◆ **Short task**: Print out every record exactly as it appears.

◆ **Records**:
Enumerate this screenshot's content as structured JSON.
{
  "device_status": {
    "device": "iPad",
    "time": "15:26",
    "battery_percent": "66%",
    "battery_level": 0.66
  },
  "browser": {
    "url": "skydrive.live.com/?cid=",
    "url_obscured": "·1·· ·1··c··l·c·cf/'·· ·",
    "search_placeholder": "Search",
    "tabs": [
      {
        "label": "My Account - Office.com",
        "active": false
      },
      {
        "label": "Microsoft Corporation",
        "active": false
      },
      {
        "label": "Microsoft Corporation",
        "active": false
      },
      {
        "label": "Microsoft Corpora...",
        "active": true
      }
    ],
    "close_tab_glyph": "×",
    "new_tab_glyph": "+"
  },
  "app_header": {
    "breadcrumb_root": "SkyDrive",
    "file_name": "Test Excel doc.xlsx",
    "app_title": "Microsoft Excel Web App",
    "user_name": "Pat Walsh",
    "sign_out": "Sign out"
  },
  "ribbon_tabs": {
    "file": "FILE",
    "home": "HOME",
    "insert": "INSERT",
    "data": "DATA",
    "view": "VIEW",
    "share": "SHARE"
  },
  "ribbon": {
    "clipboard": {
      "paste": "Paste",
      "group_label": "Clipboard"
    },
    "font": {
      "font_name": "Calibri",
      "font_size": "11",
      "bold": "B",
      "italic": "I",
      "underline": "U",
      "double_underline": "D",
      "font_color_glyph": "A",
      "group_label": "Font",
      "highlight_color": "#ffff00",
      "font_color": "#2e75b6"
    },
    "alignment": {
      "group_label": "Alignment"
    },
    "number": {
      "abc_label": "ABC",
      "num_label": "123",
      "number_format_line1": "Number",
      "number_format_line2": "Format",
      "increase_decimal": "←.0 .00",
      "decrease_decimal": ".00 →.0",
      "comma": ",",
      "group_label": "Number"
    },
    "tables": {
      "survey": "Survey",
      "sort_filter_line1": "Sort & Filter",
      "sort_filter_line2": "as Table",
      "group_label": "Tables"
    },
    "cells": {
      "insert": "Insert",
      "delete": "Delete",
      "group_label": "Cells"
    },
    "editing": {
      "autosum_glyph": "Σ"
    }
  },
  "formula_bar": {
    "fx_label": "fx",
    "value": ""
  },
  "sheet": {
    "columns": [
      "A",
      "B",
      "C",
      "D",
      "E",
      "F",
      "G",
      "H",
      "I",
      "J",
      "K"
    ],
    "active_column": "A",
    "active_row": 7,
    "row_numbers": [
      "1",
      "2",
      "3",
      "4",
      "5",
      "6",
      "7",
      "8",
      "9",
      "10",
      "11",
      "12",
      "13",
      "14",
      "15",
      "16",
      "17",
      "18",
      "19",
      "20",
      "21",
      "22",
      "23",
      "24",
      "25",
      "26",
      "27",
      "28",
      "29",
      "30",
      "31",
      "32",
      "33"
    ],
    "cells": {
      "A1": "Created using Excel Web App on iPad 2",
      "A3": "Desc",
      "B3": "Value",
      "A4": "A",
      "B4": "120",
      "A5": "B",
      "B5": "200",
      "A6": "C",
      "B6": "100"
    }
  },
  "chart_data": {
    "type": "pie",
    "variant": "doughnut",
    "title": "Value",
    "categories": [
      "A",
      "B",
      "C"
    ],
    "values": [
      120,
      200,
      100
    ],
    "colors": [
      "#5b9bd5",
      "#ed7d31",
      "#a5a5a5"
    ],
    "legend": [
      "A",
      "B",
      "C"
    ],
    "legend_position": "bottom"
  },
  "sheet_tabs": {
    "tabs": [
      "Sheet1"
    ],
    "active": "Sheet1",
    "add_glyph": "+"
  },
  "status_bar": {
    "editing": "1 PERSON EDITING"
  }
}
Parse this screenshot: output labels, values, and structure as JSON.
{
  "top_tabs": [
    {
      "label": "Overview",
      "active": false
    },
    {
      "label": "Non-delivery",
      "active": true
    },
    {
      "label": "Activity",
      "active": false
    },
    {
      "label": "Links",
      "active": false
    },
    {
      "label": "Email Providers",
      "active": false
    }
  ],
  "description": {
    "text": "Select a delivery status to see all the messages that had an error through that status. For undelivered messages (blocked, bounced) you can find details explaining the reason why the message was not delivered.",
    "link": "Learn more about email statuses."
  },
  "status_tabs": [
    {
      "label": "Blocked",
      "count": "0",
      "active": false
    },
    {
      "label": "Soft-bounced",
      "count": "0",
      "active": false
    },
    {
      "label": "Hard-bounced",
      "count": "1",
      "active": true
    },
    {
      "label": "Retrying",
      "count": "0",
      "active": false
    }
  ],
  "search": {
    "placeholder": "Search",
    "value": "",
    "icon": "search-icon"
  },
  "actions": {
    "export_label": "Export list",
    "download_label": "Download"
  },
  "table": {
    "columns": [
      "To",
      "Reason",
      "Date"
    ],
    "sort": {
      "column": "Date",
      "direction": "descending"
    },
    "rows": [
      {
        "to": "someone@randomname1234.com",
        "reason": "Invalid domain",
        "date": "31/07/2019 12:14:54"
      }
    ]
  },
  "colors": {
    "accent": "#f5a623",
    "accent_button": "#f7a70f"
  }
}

◆ **Correct result**:
Enumerate this screenshot's content as structured JSON.
{
  "device_status": {
    "device": "iPad",
    "time": "15:26",
    "battery_percent": "66%",
    "battery_level": 0.66
  },
  "browser": {
    "url": "skydrive.live.com/?cid=",
    "url_obscured": "·1·· ·1··c··l·c·cf/'·· ·",
    "search_placeholder": "Search",
    "tabs": [
      {
        "label": "My Account - Office.com",
        "active": false
      },
      {
        "label": "Microsoft Corporation",
        "active": false
      },
      {
        "label": "Microsoft Corporation",
        "active": false
      },
      {
        "label": "Microsoft Corpora...",
        "active": true
      }
    ],
    "close_tab_glyph": "×",
    "new_tab_glyph": "+"
  },
  "app_header": {
    "breadcrumb_root": "SkyDrive",
    "file_name": "Test Excel doc.xlsx",
    "app_title": "Microsoft Excel Web App",
    "user_name": "Pat Walsh",
    "sign_out": "Sign out"
  },
  "ribbon_tabs": {
    "file": "FILE",
    "home": "HOME",
    "insert": "INSERT",
    "data": "DATA",
    "view": "VIEW",
    "share": "SHARE"
  },
  "ribbon": {
    "clipboard": {
      "paste": "Paste",
      "group_label": "Clipboard"
    },
    "font": {
      "font_name": "Calibri",
      "font_size": "11",
      "bold": "B",
      "italic": "I",
      "underline": "U",
      "double_underline": "D",
      "font_color_glyph": "A",
      "group_label": "Font",
      "highlight_color": "#ffff00",
      "font_color": "#2e75b6"
    },
    "alignment": {
      "group_label": "Alignment"
    },
    "number": {
      "abc_label": "ABC",
      "num_label": "123",
      "number_format_line1": "Number",
      "number_format_line2": "Format",
      "increase_decimal": "←.0 .00",
      "decrease_decimal": ".00 →.0",
      "comma": ",",
      "group_label": "Number"
    },
    "tables": {
      "survey": "Survey",
      "sort_filter_line1": "Sort & Filter",
      "sort_filter_line2": "as Table",
      "group_label": "Tables"
    },
    "cells": {
      "insert": "Insert",
      "delete": "Delete",
      "group_label": "Cells"
    },
    "editing": {
      "autosum_glyph": "Σ"
    }
  },
  "formula_bar": {
    "fx_label": "fx",
    "value": ""
  },
  "sheet": {
    "columns": [
      "A",
      "B",
      "C",
      "D",
      "E",
      "F",
      "G",
      "H",
      "I",
      "J",
      "K"
    ],
    "active_column": "A",
    "active_row": 7,
    "row_numbers": [
      "1",
      "2",
      "3",
      "4",
      "5",
      "6",
      "7",
      "8",
      "9",
      "10",
      "11",
      "12",
      "13",
      "14",
      "15",
      "16",
      "17",
      "18",
      "19",
      "20",
      "21",
      "22",
      "23",
      "24",
      "25",
      "26",
      "27",
      "28",
      "29",
      "30",
      "31",
      "32",
      "33"
    ],
    "cells": {
      "A1": "Created using Excel Web App on iPad 2",
      "A3": "Desc",
      "B3": "Value",
      "A4": "A",
      "B4": "120",
      "A5": "B",
      "B5": "200",
      "A6": "C",
      "B6": "100"
    }
  },
  "chart_data": {
    "type": "pie",
    "variant": "doughnut",
    "title": "Value",
    "categories": [
      "A",
      "B",
      "C"
    ],
    "values": [
      120,
      200,
      100
    ],
    "colors": [
      "#5b9bd5",
      "#ed7d31",
      "#a5a5a5"
    ],
    "legend": [
      "A",
      "B",
      "C"
    ],
    "legend_position": "bottom"
  },
  "sheet_tabs": {
    "tabs": [
      "Sheet1"
    ],
    "active": "Sheet1",
    "add_glyph": "+"
  },
  "status_bar": {
    "editing": "1 PERSON EDITING"
  }
}
Parse this screenshot: output labels, values, and structure as JSON.
{
  "top_tabs": [
    {
      "label": "Overview",
      "active": false
    },
    {
      "label": "Non-delivery",
      "active": true
    },
    {
      "label": "Activity",
      "active": false
    },
    {
      "label": "Links",
      "active": false
    },
    {
      "label": "Email Providers",
      "active": false
    }
  ],
  "description": {
    "text": "Select a delivery status to see all the messages that had an error through that status. For undelivered messages (blocked, bounced) you can find details explaining the reason why the message was not delivered.",
    "link": "Learn more about email statuses."
  },
  "status_tabs": [
    {
      "label": "Blocked",
      "count": "0",
      "active": false
    },
    {
      "label": "Soft-bounced",
      "count": "0",
      "active": false
    },
    {
      "label": "Hard-bounced",
      "count": "1",
      "active": true
    },
    {
      "label": "Retrying",
      "count": "0",
      "active": false
    }
  ],
  "search": {
    "placeholder": "Search",
    "value": "",
    "icon": "search-icon"
  },
  "actions": {
    "export_label": "Export list",
    "download_label": "Download"
  },
  "table": {
    "columns": [
      "To",
      "Reason",
      "Date"
    ],
    "sort": {
      "column": "Date",
      "direction": "descending"
    },
    "rows": [
      {
        "to": "someone@randomname1234.com",
        "reason": "Invalid domain",
        "date": "31/07/2019 12:14:54"
      }
    ]
  },
  "colors": {
    "accent": "#f5a623",
    "accent_button": "#f7a70f"
  }
}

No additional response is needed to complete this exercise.